■ Exercise details ■
Look through the listing and locate every line containing the word "λίγο"; copy those lines.

■ Data ■
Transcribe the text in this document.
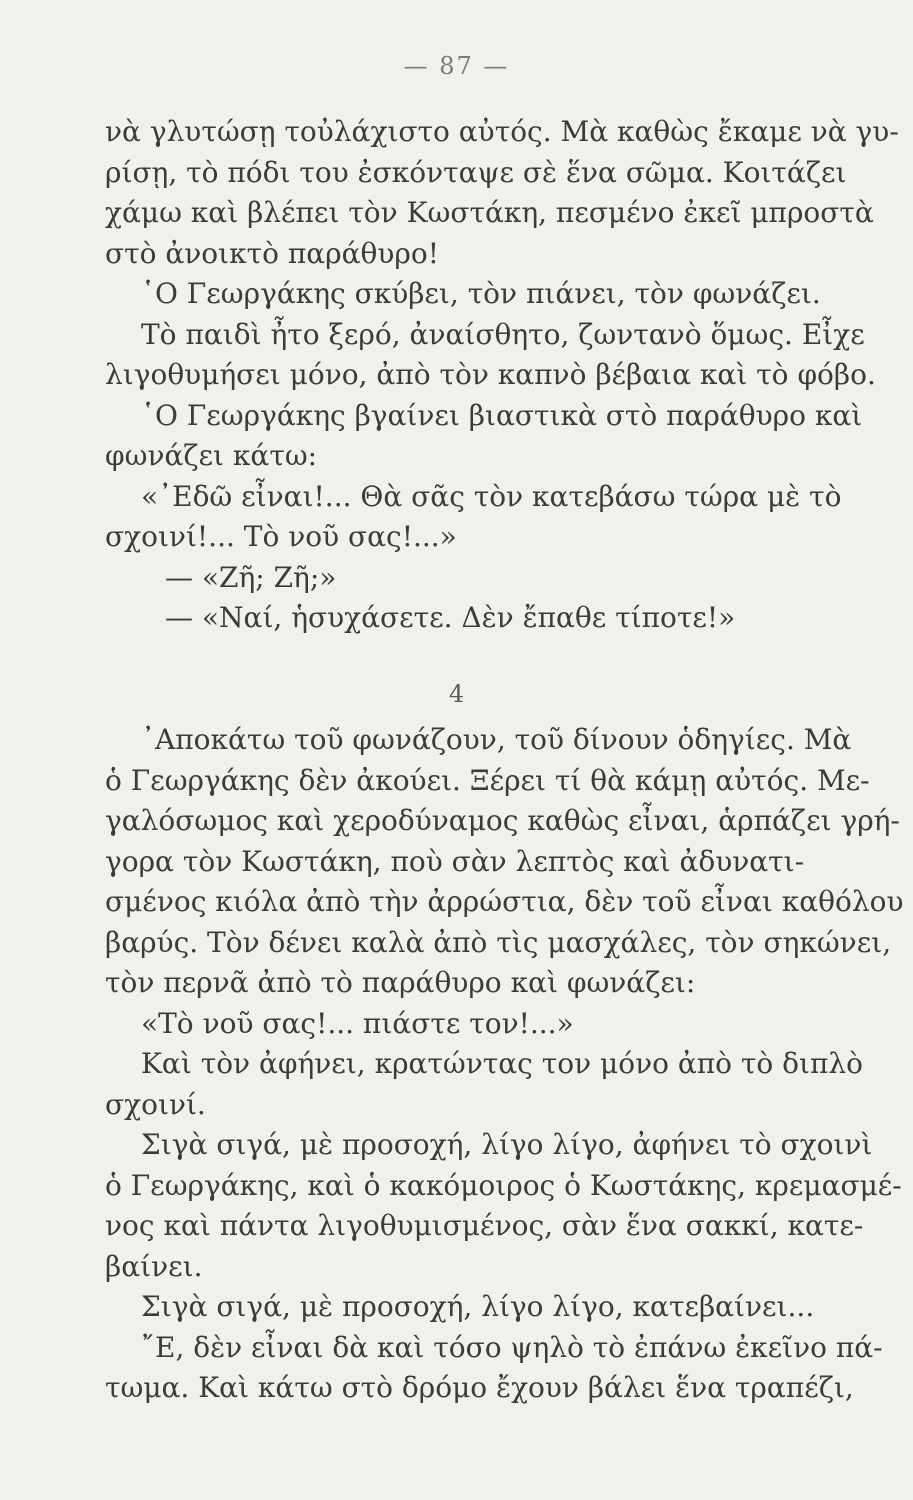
— 87 —
νὰ γλυτώσῃ τοὐλάχιστο αὐτός. Μὰ καθὼς ἔκαμε νὰ γυ-
ρίσῃ, τὸ πόδι του ἐσκόνταψε σὲ ἕνα σῶμα. Κοιτάζει
χάμω καὶ βλέπει τὸν Κωστάκη, πεσμένο ἐκεῖ μπροστὰ
στὸ ἀνοικτὸ παράθυρο!
῾Ο Γεωργάκης σκύβει, τὸν πιάνει, τὸν φωνάζει.
Τὸ παιδὶ ἦτο ξερό, ἀναίσθητο, ζωντανὸ ὅμως. Εἶχε
λιγοθυμήσει μόνο, ἀπὸ τὸν καπνὸ βέβαια καὶ τὸ φόβο.
῾Ο Γεωργάκης βγαίνει βιαστικὰ στὸ παράθυρο καὶ
φωνάζει κάτω:
«᾿Εδῶ εἶναι!... Θὰ σᾶς τὸν κατεβάσω τώρα μὲ τὸ
σχοινί!... Τὸ νοῦ σας!...»
— «Ζῆ; Ζῆ;»
— «Ναί, ἡσυχάσετε. Δὲν ἔπαθε τίποτε!»
4
᾿Αποκάτω τοῦ φωνάζουν, τοῦ δίνουν ὁδηγίες. Μὰ
ὁ Γεωργάκης δὲν ἀκούει. Ξέρει τί θὰ κάμῃ αὐτός. Με-
γαλόσωμος καὶ χεροδύναμος καθὼς εἶναι, ἁρπάζει γρή-
γορα τὸν Κωστάκη, ποὺ σὰν λεπτὸς καὶ ἀδυνατι-
σμένος κιόλα ἀπὸ τὴν ἀρρώστια, δὲν τοῦ εἶναι καθόλου
βαρύς. Τὸν δένει καλὰ ἀπὸ τὶς μασχάλες, τὸν σηκώνει,
τὸν περνᾶ ἀπὸ τὸ παράθυρο καὶ φωνάζει:
«Τὸ νοῦ σας!... πιάστε τον!...»
Καὶ τὸν ἀφήνει, κρατώντας τον μόνο ἀπὸ τὸ διπλὸ
σχοινί.
Σιγὰ σιγά, μὲ προσοχή, λίγο λίγο, ἀφήνει τὸ σχοινὶ
ὁ Γεωργάκης, καὶ ὁ κακόμοιρος ὁ Κωστάκης, κρεμασμέ-
νος καὶ πάντα λιγοθυμισμένος, σὰν ἕνα σακκί, κατε-
βαίνει.
Σιγὰ σιγά, μὲ προσοχή, λίγο λίγο, κατεβαίνει...
῎Ε, δὲν εἶναι δὰ καὶ τόσο ψηλὸ τὸ ἐπάνω ἐκεῖνο πά-
τωμα. Καὶ κάτω στὸ δρόμο ἔχουν βάλει ἕνα τραπέζι,
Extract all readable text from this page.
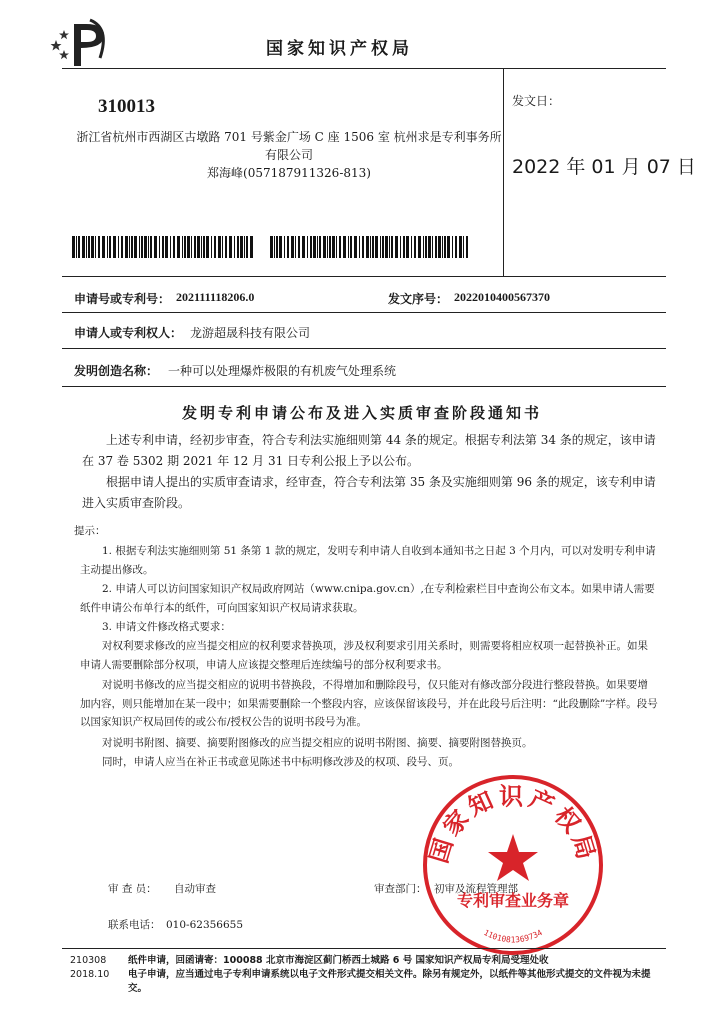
国家知识产权局
310013
浙江省杭州市西湖区古墩路 701 号紫金广场 C 座 1506 室 杭州求是专利事务所有限公司
郑海峰(057187911326-813)
发文日：
2022 年 01 月 07 日
申请号或专利号： 202111118206.0	发文序号： 2022010400567370
申请人或专利权人： 龙游超晟科技有限公司
发明创造名称： 一种可以处理爆炸极限的有机废气处理系统
发明专利申请公布及进入实质审查阶段通知书
上述专利申请，经初步审查，符合专利法实施细则第 44 条的规定。根据专利法第 34 条的规定，该申请在 37 卷 5302 期 2021 年 12 月 31 日专利公报上予以公布。
根据申请人提出的实质审查请求，经审查，符合专利法第 35 条及实施细则第 96 条的规定，该专利申请进入实质审查阶段。
提示：
1. 根据专利法实施细则第 51 条第 1 款的规定，发明专利申请人自收到本通知书之日起 3 个月内，可以对发明专利申请主动提出修改。
2. 申请人可以访问国家知识产权局政府网站（www.cnipa.gov.cn）,在专利检索栏目中查询公布文本。如果申请人需要纸件申请公布单行本的纸件，可向国家知识产权局请求获取。
3. 申请文件修改格式要求：
对权利要求修改的应当提交相应的权利要求替换项，涉及权利要求引用关系时，则需要将相应权项一起替换补正。如果申请人需要删除部分权项，申请人应该提交整理后连续编号的部分权利要求书。
对说明书修改的应当提交相应的说明书替换段，不得增加和删除段号，仅只能对有修改部分段进行整段替换。如果要增加内容，则只能增加在某一段中；如果需要删除一个整段内容，应该保留该段号，并在此段号后注明：“此段删除”字样。段号以国家知识产权局回传的或公布/授权公告的说明书段号为准。
对说明书附图、摘要、摘要附图修改的应当提交相应的说明书附图、摘要、摘要附图替换页。
同时，申请人应当在补正书或意见陈述书中标明修改涉及的权项、段号、页。
审 查 员： 自动审查	审查部门： 初审及流程管理部
联系电话： 010-62356655
国家知识产权局
专利审查业务章
1101081369734
210308
2018.10
纸件申请，回函请寄：100088 北京市海淀区蓟门桥西土城路 6 号 国家知识产权局专利局受理处收
电子申请，应当通过电子专利申请系统以电子文件形式提交相关文件。除另有规定外，以纸件等其他形式提交的文件视为未提交。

■ Response ■
Σιγὰ σιγά, μὲ προσοχή, λίγο λίγο, ἀφήνει τὸ σχοινὶ
Σιγὰ σιγά, μὲ προσοχή, λίγο λίγο, κατεβαίνει...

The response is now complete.